:: WORK REQUIRED ::
Locate all lines in the data below that hold "fonctionnement" and show them.

:: DATA FOR THIS TASK ::
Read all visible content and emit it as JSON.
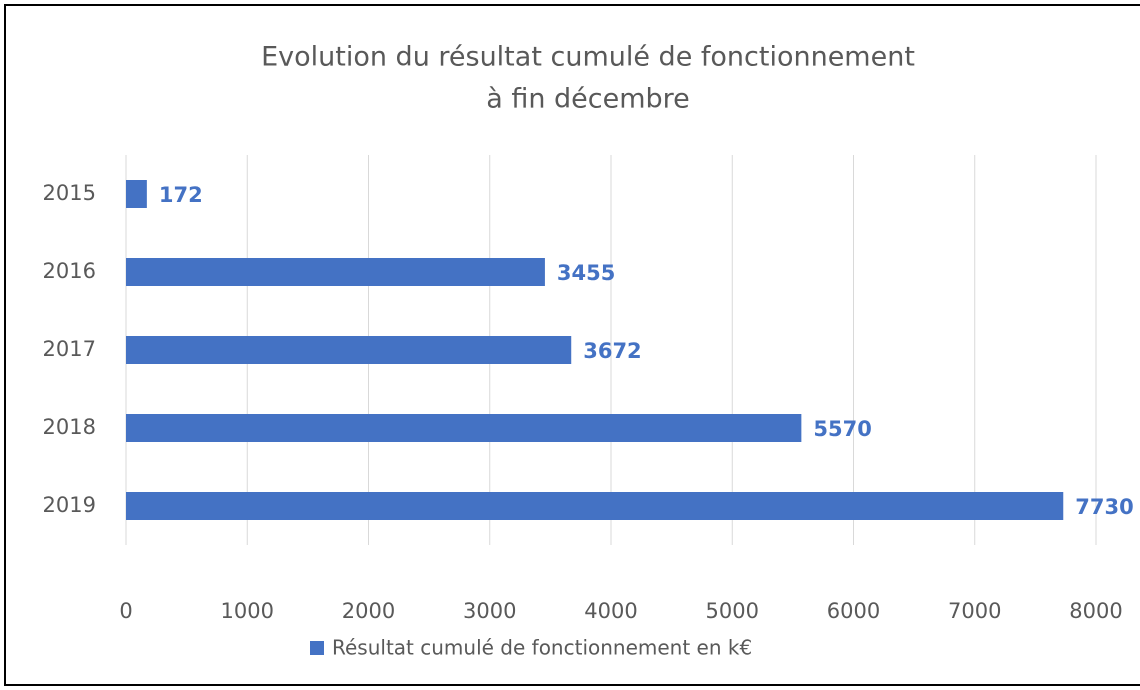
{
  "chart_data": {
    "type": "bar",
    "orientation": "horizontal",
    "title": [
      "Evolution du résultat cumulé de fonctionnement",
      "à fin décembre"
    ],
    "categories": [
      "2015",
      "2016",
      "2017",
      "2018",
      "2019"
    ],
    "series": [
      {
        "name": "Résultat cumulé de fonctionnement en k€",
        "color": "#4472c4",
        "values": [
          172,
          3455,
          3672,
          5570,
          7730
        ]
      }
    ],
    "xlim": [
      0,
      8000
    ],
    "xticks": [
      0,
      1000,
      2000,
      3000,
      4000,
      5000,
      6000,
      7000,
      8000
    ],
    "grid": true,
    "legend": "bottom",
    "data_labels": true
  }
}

:: PROBLEM SOLUTION ::
      "Evolution du résultat cumulé de fonctionnement",
        "name": "Résultat cumulé de fonctionnement en k€",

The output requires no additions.